▸ Task statement
Where a line contains the string "type", copy that line.

▸ Given data
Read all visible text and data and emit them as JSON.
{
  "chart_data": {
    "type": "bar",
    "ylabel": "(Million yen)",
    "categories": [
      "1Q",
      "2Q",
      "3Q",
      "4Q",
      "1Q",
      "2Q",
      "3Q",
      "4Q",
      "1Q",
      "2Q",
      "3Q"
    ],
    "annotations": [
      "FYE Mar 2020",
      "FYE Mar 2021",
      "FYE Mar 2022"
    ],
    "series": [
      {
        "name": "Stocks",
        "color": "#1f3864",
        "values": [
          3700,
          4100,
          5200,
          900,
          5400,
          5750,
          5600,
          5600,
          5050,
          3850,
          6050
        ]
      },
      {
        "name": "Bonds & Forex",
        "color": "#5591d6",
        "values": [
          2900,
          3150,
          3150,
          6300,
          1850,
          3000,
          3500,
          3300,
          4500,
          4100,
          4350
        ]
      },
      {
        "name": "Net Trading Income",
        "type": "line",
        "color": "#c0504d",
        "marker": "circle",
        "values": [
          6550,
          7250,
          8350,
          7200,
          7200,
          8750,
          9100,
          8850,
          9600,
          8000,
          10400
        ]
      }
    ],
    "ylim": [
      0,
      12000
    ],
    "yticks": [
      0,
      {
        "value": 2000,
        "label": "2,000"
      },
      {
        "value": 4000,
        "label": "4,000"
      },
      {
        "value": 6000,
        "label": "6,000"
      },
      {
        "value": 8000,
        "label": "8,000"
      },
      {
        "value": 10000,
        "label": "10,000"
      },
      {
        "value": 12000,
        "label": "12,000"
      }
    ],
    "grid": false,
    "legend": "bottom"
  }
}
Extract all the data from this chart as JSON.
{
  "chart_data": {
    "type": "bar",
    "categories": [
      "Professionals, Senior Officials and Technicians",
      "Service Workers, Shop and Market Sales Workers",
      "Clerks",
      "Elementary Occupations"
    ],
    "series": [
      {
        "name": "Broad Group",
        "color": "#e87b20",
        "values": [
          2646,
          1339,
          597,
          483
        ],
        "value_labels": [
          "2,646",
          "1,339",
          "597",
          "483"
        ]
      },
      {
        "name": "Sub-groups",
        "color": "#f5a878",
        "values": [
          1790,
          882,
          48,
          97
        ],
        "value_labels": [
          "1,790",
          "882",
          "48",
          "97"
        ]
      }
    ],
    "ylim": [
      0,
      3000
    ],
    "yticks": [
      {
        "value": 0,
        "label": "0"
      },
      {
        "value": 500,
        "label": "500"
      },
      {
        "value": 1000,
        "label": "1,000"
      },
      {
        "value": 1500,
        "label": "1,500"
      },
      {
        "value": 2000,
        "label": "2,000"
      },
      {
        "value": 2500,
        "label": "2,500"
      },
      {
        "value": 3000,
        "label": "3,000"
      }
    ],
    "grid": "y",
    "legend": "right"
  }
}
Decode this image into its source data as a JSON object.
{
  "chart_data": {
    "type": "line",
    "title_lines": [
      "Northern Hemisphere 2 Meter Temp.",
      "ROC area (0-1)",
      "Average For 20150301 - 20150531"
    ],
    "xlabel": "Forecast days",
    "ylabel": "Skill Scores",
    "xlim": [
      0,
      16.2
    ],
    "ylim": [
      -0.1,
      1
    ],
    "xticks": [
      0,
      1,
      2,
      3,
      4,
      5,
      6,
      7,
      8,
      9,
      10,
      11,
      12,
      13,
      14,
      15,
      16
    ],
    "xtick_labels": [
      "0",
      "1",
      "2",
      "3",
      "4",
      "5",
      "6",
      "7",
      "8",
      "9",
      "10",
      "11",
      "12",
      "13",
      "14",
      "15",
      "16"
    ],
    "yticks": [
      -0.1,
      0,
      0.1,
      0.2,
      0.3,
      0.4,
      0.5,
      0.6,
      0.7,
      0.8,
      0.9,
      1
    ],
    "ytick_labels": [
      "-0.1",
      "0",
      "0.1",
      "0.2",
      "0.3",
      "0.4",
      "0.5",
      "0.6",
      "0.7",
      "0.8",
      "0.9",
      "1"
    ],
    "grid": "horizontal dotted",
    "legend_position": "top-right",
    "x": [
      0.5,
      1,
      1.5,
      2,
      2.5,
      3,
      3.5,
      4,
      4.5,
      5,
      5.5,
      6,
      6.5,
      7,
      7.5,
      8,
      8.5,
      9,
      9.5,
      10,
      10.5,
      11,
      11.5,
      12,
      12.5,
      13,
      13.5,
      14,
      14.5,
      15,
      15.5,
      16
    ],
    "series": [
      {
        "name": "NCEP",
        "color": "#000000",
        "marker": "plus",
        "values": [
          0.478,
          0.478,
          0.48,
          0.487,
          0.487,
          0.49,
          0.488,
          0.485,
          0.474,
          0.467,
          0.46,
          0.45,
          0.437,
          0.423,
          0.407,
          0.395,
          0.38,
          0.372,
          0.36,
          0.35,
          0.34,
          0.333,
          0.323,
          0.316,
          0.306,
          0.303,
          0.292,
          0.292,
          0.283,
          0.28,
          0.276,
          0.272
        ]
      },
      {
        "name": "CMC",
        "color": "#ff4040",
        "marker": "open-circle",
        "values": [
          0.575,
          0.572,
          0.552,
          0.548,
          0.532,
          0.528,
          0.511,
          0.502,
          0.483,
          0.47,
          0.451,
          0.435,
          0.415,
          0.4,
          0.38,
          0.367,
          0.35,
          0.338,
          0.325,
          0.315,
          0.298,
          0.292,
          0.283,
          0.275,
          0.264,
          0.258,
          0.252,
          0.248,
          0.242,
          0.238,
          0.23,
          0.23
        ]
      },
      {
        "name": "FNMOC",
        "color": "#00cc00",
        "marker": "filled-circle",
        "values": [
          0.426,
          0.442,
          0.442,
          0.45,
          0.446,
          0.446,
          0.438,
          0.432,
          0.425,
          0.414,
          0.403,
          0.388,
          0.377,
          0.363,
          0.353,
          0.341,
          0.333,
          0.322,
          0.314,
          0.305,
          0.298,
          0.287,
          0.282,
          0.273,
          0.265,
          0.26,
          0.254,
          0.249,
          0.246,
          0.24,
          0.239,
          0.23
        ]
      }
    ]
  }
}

▸ Written answer
    "type": "bar",
        "type": "line",
    "type": "bar",
    "type": "line",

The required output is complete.